▶ **Passage to read**:
——

Bases: InferenceModel

LightGBM model with improved validation and parameters.

Source code in openavmkit/inference.py

def __init__(self):
    self.model = lgb.LGBMRegressor(
        n_estimators=200,
        max_depth=-1,
        num_leaves=31,
        learning_rate=0.05,
        subsample=0.8,
        colsample_bytree=0.8,
        reg_alpha=0.1,
        reg_lambda=0.1,
        random_state=42,
        n_jobs=-1,
    )
    self.encoders = {}
    self.proxy_fields = None
    self.location_fields = None
    self.interaction_fields = None
    self.imputer = SimpleImputer(strategy="median")
    self.feature_order = None  # Store the order of features from training

evaluate

evaluate(df, target)

Evaluate model performance.

Parameters:

Name	Type	Description	Default
df	DataFrame	DataFrame containing features and true target values.	required
target	str	Name of the target variable column in df.	required

Returns:

Type	Description
Dict[str, float]	Dictionary of evaluation metrics (e.g., R², RMSE).

Source code in openavmkit/inference.py

def evaluate(self, df: pd.DataFrame, target: str) -> Dict[str, float]:
    """
    Evaluate model performance.

    Parameters
    ----------
    df : pandas.DataFrame
        DataFrame containing features and true target values.
    target : str
        Name of the target variable column in `df`.

——

▶ **Task objective**: From the LightGBM model page, list every attribute that the __init__ method sets on self. You won't need the records.

▶ **Records of where elements appear**:
——

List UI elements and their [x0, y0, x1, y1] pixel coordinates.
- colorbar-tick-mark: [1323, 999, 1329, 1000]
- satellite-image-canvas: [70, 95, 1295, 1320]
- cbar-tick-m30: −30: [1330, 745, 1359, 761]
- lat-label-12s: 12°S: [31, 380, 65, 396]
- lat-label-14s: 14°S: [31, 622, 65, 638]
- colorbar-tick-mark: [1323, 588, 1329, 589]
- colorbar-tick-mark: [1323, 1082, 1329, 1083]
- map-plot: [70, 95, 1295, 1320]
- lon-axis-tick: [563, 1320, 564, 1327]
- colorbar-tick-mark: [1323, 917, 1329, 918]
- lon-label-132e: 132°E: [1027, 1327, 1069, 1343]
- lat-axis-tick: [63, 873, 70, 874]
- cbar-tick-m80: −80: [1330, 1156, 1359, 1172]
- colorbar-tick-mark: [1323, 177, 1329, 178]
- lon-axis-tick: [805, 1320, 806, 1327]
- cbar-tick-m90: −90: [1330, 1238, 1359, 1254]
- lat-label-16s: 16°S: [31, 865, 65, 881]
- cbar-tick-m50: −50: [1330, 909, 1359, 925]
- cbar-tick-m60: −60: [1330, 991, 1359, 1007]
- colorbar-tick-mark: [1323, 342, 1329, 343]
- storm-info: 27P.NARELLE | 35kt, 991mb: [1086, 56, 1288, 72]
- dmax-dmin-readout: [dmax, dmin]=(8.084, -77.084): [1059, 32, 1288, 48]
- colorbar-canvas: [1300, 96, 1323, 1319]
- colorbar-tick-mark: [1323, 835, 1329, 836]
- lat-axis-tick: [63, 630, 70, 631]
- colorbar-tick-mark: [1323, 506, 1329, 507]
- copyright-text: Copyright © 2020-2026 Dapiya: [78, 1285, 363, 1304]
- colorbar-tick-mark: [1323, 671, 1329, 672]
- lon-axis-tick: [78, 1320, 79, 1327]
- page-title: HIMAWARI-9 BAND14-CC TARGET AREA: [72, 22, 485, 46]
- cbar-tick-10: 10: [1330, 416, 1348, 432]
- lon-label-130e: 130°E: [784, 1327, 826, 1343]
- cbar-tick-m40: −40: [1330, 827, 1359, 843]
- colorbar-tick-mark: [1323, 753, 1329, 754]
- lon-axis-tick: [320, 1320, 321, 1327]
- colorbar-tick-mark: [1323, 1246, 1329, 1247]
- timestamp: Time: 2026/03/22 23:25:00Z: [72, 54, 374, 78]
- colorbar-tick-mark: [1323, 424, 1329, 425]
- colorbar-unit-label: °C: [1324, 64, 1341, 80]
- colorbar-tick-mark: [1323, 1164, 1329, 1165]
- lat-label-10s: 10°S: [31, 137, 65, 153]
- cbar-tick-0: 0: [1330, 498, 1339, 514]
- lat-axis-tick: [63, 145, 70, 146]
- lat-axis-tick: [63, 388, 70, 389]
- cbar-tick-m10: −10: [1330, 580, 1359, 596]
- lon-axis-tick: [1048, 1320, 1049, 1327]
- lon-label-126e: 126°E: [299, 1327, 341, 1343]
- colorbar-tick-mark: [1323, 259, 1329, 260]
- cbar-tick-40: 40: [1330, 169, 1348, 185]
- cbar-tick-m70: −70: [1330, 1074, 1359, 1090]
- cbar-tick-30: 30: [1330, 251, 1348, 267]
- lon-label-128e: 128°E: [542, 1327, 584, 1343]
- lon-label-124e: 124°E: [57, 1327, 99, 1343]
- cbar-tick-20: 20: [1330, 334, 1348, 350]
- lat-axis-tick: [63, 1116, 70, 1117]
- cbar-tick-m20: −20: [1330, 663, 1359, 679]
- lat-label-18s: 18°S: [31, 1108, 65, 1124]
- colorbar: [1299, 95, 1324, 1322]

——

▶ **Answer to the task**: model, encoders, proxy_fields, location_fields, interaction_fields, imputer, feature_order